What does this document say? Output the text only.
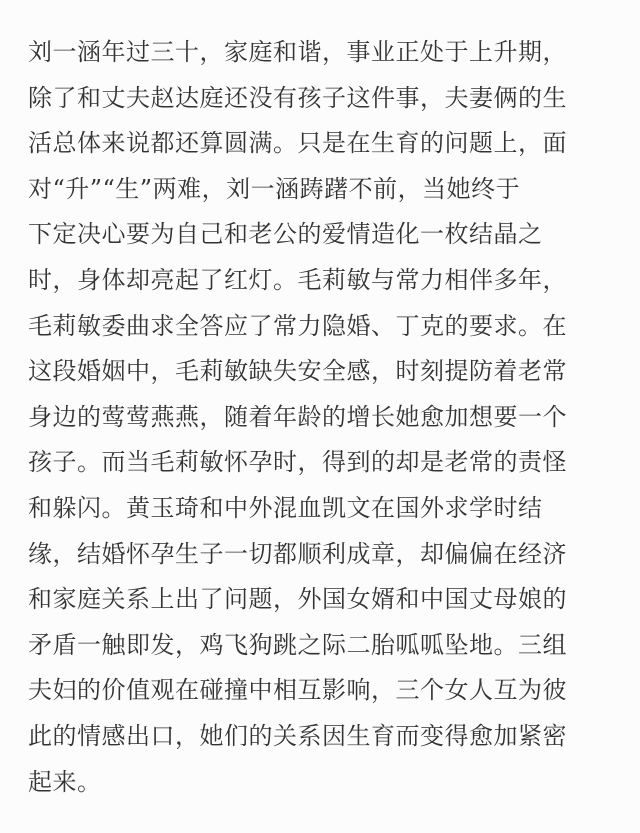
刘一涵年过三十，家庭和谐，事业正处于上升期，
除了和丈夫赵达庭还没有孩子这件事，夫妻俩的生
活总体来说都还算圆满。只是在生育的问题上，面
对“升”“生”两难，刘一涵踌躇不前，当她终于
下定决心要为自己和老公的爱情造化一枚结晶之
时，身体却亮起了红灯。毛莉敏与常力相伴多年，
毛莉敏委曲求全答应了常力隐婚、丁克的要求。在
这段婚姻中，毛莉敏缺失安全感，时刻提防着老常
身边的莺莺燕燕，随着年龄的增长她愈加想要一个
孩子。而当毛莉敏怀孕时，得到的却是老常的责怪
和躲闪。黄玉琦和中外混血凯文在国外求学时结
缘，结婚怀孕生子一切都顺利成章，却偏偏在经济
和家庭关系上出了问题，外国女婿和中国丈母娘的
矛盾一触即发，鸡飞狗跳之际二胎呱呱坠地。三组
夫妇的价值观在碰撞中相互影响，三个女人互为彼
此的情感出口，她们的关系因生育而变得愈加紧密
起来。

◆ Task requirements: Every record above should be written out again exactly; the pictures stay out of the copy.

◆ Task response:
What does this document say? Output the text only.
刘一涵年过三十，家庭和谐，事业正处于上升期，
除了和丈夫赵达庭还没有孩子这件事，夫妻俩的生
活总体来说都还算圆满。只是在生育的问题上，面
对“升”“生”两难，刘一涵踌躇不前，当她终于
下定决心要为自己和老公的爱情造化一枚结晶之
时，身体却亮起了红灯。毛莉敏与常力相伴多年，
毛莉敏委曲求全答应了常力隐婚、丁克的要求。在
这段婚姻中，毛莉敏缺失安全感，时刻提防着老常
身边的莺莺燕燕，随着年龄的增长她愈加想要一个
孩子。而当毛莉敏怀孕时，得到的却是老常的责怪
和躲闪。黄玉琦和中外混血凯文在国外求学时结
缘，结婚怀孕生子一切都顺利成章，却偏偏在经济
和家庭关系上出了问题，外国女婿和中国丈母娘的
矛盾一触即发，鸡飞狗跳之际二胎呱呱坠地。三组
夫妇的价值观在碰撞中相互影响，三个女人互为彼
此的情感出口，她们的关系因生育而变得愈加紧密
起来。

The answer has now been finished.